**Short problem 1**.
Please write down the passage on executive pay below word for word.

**Reading text**.
* start *

We thought he would be better than anybody else we interviewed at leading that capital campaign. What does that mean? We wouldn't have had an opinion about the matter unless he'd be 3, 4, 5 percent better. We wouldn't have noticed.

So we hired him. Now I've heard him speak in front of alumni groups probably a score of different times. He is every bit as good as I imagined he would be. So if he is 3 percent better than the next-best candidate, $4 billion, that's $120 million difference on Cornell's bottom line. He doesn't get paid that much, I know that, and people are outraged that he is paid as much as he is, whatever that number is—which also I don't know, but I know what the number is for many other university presidents.

But the real mystery is how the bidding stops where it stops now. If you are talking about a corporation with $10 billion worth of annual earnings, somebody who is 1 percent better at guiding that ship is worth $100 million a year extra to the company.

So there is a going rate for the highly leveraged jobs. The going rate is very high. Now they fire you if you don't perform well in those jobs. You used to be able to keep them when the rate was lower, but they get rid of you quickly.

The only lever we have, I think, is the tax system. We could have much, much higher income taxes. People say, "Oh, then they won't come in to work." What a strange view of human nature that is. The 40 vice presidents who want to be CEO are going to knock off on Fridays and play golf if the tax rate goes back to what it was in the Clinton era? Come on, that's not the world we live in. We can tax them more.

* end *

**Short problem 2**.
Extract the lines of the records below, from the first line up to and including the line with "legend-item-label: p90 — [713, 144, 752, 170]", and reproduce them unchanged.

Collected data

* start *

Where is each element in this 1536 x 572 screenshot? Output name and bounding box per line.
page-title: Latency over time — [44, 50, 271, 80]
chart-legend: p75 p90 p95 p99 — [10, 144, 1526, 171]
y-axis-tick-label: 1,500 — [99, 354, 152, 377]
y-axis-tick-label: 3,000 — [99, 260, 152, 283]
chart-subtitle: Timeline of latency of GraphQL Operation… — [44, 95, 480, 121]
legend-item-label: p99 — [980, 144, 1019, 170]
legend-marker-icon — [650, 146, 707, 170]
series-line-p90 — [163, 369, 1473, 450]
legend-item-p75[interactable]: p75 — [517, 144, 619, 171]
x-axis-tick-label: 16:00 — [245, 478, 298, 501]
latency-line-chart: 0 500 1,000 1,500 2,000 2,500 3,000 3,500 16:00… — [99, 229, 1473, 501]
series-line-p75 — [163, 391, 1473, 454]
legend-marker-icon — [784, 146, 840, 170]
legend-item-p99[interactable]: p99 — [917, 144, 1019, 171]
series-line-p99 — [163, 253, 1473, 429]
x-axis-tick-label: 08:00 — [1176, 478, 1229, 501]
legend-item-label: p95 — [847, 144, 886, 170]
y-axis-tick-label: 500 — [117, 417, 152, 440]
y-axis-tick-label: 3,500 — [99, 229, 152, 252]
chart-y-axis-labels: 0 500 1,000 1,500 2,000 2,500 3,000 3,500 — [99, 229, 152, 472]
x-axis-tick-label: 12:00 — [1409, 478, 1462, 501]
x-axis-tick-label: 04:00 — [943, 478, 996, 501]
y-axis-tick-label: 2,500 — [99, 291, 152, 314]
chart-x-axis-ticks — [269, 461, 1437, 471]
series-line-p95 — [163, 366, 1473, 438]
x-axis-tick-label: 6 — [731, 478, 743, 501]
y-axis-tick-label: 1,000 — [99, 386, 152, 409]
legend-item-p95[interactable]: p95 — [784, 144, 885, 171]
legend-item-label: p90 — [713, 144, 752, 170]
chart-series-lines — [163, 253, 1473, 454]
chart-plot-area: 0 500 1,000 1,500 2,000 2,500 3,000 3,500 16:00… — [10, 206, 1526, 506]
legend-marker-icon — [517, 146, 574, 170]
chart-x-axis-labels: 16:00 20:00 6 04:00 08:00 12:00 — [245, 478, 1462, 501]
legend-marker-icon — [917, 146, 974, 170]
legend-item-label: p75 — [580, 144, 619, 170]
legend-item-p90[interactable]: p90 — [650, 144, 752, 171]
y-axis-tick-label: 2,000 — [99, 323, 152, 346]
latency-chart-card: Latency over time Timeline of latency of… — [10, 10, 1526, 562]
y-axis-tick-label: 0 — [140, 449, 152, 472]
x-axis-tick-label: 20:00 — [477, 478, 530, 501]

* end *

**Finished answer 1**.
We thought he would be better than anybody else we interviewed at leading that capital campaign. What does that mean? We wouldn't have had an opinion about the matter unless he'd be 3, 4, 5 percent better. We wouldn't have noticed.

So we hired him. Now I've heard him speak in front of alumni groups probably a score of different times. He is every bit as good as I imagined he would be. So if he is 3 percent better than the next-best candidate, $4 billion, that's $120 million difference on Cornell's bottom line. He doesn't get paid that much, I know that, and people are outraged that he is paid as much as he is, whatever that number is—which also I don't know, but I know what the number is for many other university presidents.

But the real mystery is how the bidding stops where it stops now. If you are talking about a corporation with $10 billion worth of annual earnings, somebody who is 1 percent better at guiding that ship is worth $100 million a year extra to the company.

So there is a going rate for the highly leveraged jobs. The going rate is very high. Now they fire you if you don't perform well in those jobs. You used to be able to keep them when the rate was lower, but they get rid of you quickly.

The only lever we have, I think, is the tax system. We could have much, much higher income taxes. People say, "Oh, then they won't come in to work." What a strange view of human nature that is. The 40 vice presidents who want to be CEO are going to knock off on Fridays and play golf if the tax rate goes back to what it was in the Clinton era? Come on, that's not the world we live in. We can tax them more.

**Finished answer 2**.
Where is each element in this 1536 x 572 screenshot? Output name and bounding box per line.
page-title: Latency over time — [44, 50, 271, 80]
chart-legend: p75 p90 p95 p99 — [10, 144, 1526, 171]
y-axis-tick-label: 1,500 — [99, 354, 152, 377]
y-axis-tick-label: 3,000 — [99, 260, 152, 283]
chart-subtitle: Timeline of latency of GraphQL Operation… — [44, 95, 480, 121]
legend-item-label: p99 — [980, 144, 1019, 170]
legend-marker-icon — [650, 146, 707, 170]
series-line-p90 — [163, 369, 1473, 450]
legend-item-p75[interactable]: p75 — [517, 144, 619, 171]
x-axis-tick-label: 16:00 — [245, 478, 298, 501]
latency-line-chart: 0 500 1,000 1,500 2,000 2,500 3,000 3,500 16:00… — [99, 229, 1473, 501]
series-line-p75 — [163, 391, 1473, 454]
legend-marker-icon — [784, 146, 840, 170]
legend-item-p99[interactable]: p99 — [917, 144, 1019, 171]
series-line-p99 — [163, 253, 1473, 429]
x-axis-tick-label: 08:00 — [1176, 478, 1229, 501]
legend-item-label: p95 — [847, 144, 886, 170]
y-axis-tick-label: 500 — [117, 417, 152, 440]
y-axis-tick-label: 3,500 — [99, 229, 152, 252]
chart-y-axis-labels: 0 500 1,000 1,500 2,000 2,500 3,000 3,500 — [99, 229, 152, 472]
x-axis-tick-label: 12:00 — [1409, 478, 1462, 501]
x-axis-tick-label: 04:00 — [943, 478, 996, 501]
y-axis-tick-label: 2,500 — [99, 291, 152, 314]
chart-x-axis-ticks — [269, 461, 1437, 471]
series-line-p95 — [163, 366, 1473, 438]
x-axis-tick-label: 6 — [731, 478, 743, 501]
y-axis-tick-label: 1,000 — [99, 386, 152, 409]
legend-item-p95[interactable]: p95 — [784, 144, 885, 171]
legend-item-label: p90 — [713, 144, 752, 170]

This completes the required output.